**What to work on**
Produce an exact copy of all the records.

**Data listing**
──────

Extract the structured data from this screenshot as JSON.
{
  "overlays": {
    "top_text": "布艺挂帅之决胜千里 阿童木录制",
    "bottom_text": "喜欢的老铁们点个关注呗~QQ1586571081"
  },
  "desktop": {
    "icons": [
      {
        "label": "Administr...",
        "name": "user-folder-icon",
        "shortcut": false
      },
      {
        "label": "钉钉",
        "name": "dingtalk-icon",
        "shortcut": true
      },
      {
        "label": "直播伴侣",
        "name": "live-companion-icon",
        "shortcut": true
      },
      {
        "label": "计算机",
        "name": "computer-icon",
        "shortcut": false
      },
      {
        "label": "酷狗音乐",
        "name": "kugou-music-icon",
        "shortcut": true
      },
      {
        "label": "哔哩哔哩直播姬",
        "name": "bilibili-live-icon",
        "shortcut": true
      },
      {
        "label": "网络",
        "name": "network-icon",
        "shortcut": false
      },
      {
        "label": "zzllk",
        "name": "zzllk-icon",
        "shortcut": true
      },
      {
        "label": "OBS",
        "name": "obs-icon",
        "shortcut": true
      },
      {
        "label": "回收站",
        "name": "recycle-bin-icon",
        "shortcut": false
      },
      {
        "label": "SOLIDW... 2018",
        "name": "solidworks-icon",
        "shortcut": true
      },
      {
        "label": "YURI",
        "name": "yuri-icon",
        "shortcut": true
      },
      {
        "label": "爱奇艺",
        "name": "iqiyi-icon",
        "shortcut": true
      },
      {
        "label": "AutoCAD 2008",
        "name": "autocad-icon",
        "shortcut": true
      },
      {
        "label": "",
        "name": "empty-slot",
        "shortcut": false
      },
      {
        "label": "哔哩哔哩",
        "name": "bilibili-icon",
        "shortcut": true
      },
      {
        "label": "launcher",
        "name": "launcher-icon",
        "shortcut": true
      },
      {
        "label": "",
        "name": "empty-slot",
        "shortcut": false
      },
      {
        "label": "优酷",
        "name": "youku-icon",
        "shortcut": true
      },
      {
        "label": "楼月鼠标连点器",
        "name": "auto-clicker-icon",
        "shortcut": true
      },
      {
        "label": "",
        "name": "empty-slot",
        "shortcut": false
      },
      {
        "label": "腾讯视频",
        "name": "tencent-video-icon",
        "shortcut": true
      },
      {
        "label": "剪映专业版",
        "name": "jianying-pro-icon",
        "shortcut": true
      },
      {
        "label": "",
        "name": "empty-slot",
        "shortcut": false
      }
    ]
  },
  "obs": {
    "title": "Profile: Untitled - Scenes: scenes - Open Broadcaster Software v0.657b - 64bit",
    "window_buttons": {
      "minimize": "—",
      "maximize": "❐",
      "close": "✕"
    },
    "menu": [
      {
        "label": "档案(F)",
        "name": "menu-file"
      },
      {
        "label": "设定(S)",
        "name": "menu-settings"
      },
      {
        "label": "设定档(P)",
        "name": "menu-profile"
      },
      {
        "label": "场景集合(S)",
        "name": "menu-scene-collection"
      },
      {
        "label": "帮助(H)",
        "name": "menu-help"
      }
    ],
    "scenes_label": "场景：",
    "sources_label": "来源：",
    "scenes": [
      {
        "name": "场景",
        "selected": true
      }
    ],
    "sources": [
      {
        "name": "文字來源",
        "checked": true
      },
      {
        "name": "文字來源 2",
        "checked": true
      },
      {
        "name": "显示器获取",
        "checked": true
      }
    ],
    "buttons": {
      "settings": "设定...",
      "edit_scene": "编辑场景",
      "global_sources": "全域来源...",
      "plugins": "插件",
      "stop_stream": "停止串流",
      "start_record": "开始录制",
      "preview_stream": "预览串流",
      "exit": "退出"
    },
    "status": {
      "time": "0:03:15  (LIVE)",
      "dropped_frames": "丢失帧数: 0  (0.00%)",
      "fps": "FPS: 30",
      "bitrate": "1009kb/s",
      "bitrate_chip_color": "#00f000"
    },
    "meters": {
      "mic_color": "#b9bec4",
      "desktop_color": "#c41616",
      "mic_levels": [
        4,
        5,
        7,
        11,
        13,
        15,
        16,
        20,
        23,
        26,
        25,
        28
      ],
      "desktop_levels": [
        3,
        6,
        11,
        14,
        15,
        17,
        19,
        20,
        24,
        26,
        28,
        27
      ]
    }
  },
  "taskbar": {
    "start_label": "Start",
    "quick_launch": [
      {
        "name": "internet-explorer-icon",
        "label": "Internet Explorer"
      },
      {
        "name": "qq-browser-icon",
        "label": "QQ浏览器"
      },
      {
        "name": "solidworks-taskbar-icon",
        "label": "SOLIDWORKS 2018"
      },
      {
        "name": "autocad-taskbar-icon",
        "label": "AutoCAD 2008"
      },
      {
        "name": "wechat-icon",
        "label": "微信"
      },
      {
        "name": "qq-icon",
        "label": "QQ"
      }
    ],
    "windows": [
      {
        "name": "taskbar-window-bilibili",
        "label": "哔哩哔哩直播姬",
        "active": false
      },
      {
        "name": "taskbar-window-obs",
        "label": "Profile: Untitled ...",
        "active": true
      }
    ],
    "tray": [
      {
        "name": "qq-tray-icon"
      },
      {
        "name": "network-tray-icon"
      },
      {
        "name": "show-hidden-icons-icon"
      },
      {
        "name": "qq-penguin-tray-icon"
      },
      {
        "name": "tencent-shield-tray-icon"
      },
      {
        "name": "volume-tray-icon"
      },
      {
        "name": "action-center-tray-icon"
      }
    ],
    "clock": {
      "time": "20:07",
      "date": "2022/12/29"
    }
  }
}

──────

**Task response**
Extract the structured data from this screenshot as JSON.
{
  "overlays": {
    "top_text": "布艺挂帅之决胜千里 阿童木录制",
    "bottom_text": "喜欢的老铁们点个关注呗~QQ1586571081"
  },
  "desktop": {
    "icons": [
      {
        "label": "Administr...",
        "name": "user-folder-icon",
        "shortcut": false
      },
      {
        "label": "钉钉",
        "name": "dingtalk-icon",
        "shortcut": true
      },
      {
        "label": "直播伴侣",
        "name": "live-companion-icon",
        "shortcut": true
      },
      {
        "label": "计算机",
        "name": "computer-icon",
        "shortcut": false
      },
      {
        "label": "酷狗音乐",
        "name": "kugou-music-icon",
        "shortcut": true
      },
      {
        "label": "哔哩哔哩直播姬",
        "name": "bilibili-live-icon",
        "shortcut": true
      },
      {
        "label": "网络",
        "name": "network-icon",
        "shortcut": false
      },
      {
        "label": "zzllk",
        "name": "zzllk-icon",
        "shortcut": true
      },
      {
        "label": "OBS",
        "name": "obs-icon",
        "shortcut": true
      },
      {
        "label": "回收站",
        "name": "recycle-bin-icon",
        "shortcut": false
      },
      {
        "label": "SOLIDW... 2018",
        "name": "solidworks-icon",
        "shortcut": true
      },
      {
        "label": "YURI",
        "name": "yuri-icon",
        "shortcut": true
      },
      {
        "label": "爱奇艺",
        "name": "iqiyi-icon",
        "shortcut": true
      },
      {
        "label": "AutoCAD 2008",
        "name": "autocad-icon",
        "shortcut": true
      },
      {
        "label": "",
        "name": "empty-slot",
        "shortcut": false
      },
      {
        "label": "哔哩哔哩",
        "name": "bilibili-icon",
        "shortcut": true
      },
      {
        "label": "launcher",
        "name": "launcher-icon",
        "shortcut": true
      },
      {
        "label": "",
        "name": "empty-slot",
        "shortcut": false
      },
      {
        "label": "优酷",
        "name": "youku-icon",
        "shortcut": true
      },
      {
        "label": "楼月鼠标连点器",
        "name": "auto-clicker-icon",
        "shortcut": true
      },
      {
        "label": "",
        "name": "empty-slot",
        "shortcut": false
      },
      {
        "label": "腾讯视频",
        "name": "tencent-video-icon",
        "shortcut": true
      },
      {
        "label": "剪映专业版",
        "name": "jianying-pro-icon",
        "shortcut": true
      },
      {
        "label": "",
        "name": "empty-slot",
        "shortcut": false
      }
    ]
  },
  "obs": {
    "title": "Profile: Untitled - Scenes: scenes - Open Broadcaster Software v0.657b - 64bit",
    "window_buttons": {
      "minimize": "—",
      "maximize": "❐",
      "close": "✕"
    },
    "menu": [
      {
        "label": "档案(F)",
        "name": "menu-file"
      },
      {
        "label": "设定(S)",
        "name": "menu-settings"
      },
      {
        "label": "设定档(P)",
        "name": "menu-profile"
      },
      {
        "label": "场景集合(S)",
        "name": "menu-scene-collection"
      },
      {
        "label": "帮助(H)",
        "name": "menu-help"
      }
    ],
    "scenes_label": "场景：",
    "sources_label": "来源：",
    "scenes": [
      {
        "name": "场景",
        "selected": true
      }
    ],
    "sources": [
      {
        "name": "文字來源",
        "checked": true
      },
      {
        "name": "文字來源 2",
        "checked": true
      },
      {
        "name": "显示器获取",
        "checked": true
      }
    ],
    "buttons": {
      "settings": "设定...",
      "edit_scene": "编辑场景",
      "global_sources": "全域来源...",
      "plugins": "插件",
      "stop_stream": "停止串流",
      "start_record": "开始录制",
      "preview_stream": "预览串流",
      "exit": "退出"
    },
    "status": {
      "time": "0:03:15  (LIVE)",
      "dropped_frames": "丢失帧数: 0  (0.00%)",
      "fps": "FPS: 30",
      "bitrate": "1009kb/s",
      "bitrate_chip_color": "#00f000"
    },
    "meters": {
      "mic_color": "#b9bec4",
      "desktop_color": "#c41616",
      "mic_levels": [
        4,
        5,
        7,
        11,
        13,
        15,
        16,
        20,
        23,
        26,
        25,
        28
      ],
      "desktop_levels": [
        3,
        6,
        11,
        14,
        15,
        17,
        19,
        20,
        24,
        26,
        28,
        27
      ]
    }
  },
  "taskbar": {
    "start_label": "Start",
    "quick_launch": [
      {
        "name": "internet-explorer-icon",
        "label": "Internet Explorer"
      },
      {
        "name": "qq-browser-icon",
        "label": "QQ浏览器"
      },
      {
        "name": "solidworks-taskbar-icon",
        "label": "SOLIDWORKS 2018"
      },
      {
        "name": "autocad-taskbar-icon",
        "label": "AutoCAD 2008"
      },
      {
        "name": "wechat-icon",
        "label": "微信"
      },
      {
        "name": "qq-icon",
        "label": "QQ"
      }
    ],
    "windows": [
      {
        "name": "taskbar-window-bilibili",
        "label": "哔哩哔哩直播姬",
        "active": false
      },
      {
        "name": "taskbar-window-obs",
        "label": "Profile: Untitled ...",
        "active": true
      }
    ],
    "tray": [
      {
        "name": "qq-tray-icon"
      },
      {
        "name": "network-tray-icon"
      },
      {
        "name": "show-hidden-icons-icon"
      },
      {
        "name": "qq-penguin-tray-icon"
      },
      {
        "name": "tencent-shield-tray-icon"
      },
      {
        "name": "volume-tray-icon"
      },
      {
        "name": "action-center-tray-icon"
      }
    ],
    "clock": {
      "time": "20:07",
      "date": "2022/12/29"
    }
  }
}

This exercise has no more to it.